[Start]
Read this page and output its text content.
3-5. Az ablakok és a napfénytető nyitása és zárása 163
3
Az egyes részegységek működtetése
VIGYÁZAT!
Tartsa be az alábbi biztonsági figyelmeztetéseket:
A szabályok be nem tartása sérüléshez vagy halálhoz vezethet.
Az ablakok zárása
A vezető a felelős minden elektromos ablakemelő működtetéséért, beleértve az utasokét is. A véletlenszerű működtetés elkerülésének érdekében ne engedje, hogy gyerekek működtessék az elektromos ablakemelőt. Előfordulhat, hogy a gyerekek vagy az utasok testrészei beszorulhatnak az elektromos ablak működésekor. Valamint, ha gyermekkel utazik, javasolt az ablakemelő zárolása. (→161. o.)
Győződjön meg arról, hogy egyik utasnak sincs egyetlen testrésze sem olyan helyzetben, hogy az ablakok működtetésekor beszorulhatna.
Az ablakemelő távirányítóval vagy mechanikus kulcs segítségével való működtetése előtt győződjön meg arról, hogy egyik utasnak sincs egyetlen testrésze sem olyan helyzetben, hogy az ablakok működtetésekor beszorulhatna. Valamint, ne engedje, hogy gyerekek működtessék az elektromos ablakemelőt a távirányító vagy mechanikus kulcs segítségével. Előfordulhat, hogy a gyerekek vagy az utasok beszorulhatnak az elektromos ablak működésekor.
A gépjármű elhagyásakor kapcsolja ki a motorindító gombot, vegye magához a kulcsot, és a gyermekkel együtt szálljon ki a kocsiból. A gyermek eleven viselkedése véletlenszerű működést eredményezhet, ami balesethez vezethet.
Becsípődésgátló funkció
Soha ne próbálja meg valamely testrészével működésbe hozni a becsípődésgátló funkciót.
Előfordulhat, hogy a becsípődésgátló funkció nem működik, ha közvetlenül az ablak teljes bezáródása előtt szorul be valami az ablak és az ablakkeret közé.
[End]
[Start]
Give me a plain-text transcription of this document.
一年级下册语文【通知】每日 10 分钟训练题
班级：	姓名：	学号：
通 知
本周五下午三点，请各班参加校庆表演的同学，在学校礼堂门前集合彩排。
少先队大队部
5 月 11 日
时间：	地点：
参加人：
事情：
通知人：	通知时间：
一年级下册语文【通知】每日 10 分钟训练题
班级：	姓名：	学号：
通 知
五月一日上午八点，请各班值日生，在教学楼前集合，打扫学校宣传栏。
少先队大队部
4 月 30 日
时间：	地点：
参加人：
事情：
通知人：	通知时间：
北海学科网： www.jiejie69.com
[End]
**WHAT YOU WILL DO**
For this exercise, gather every line of the data that contains the word "text".

**TASK SOLUTION**
Read this page and output its text content.
Give me a plain-text transcription of this document.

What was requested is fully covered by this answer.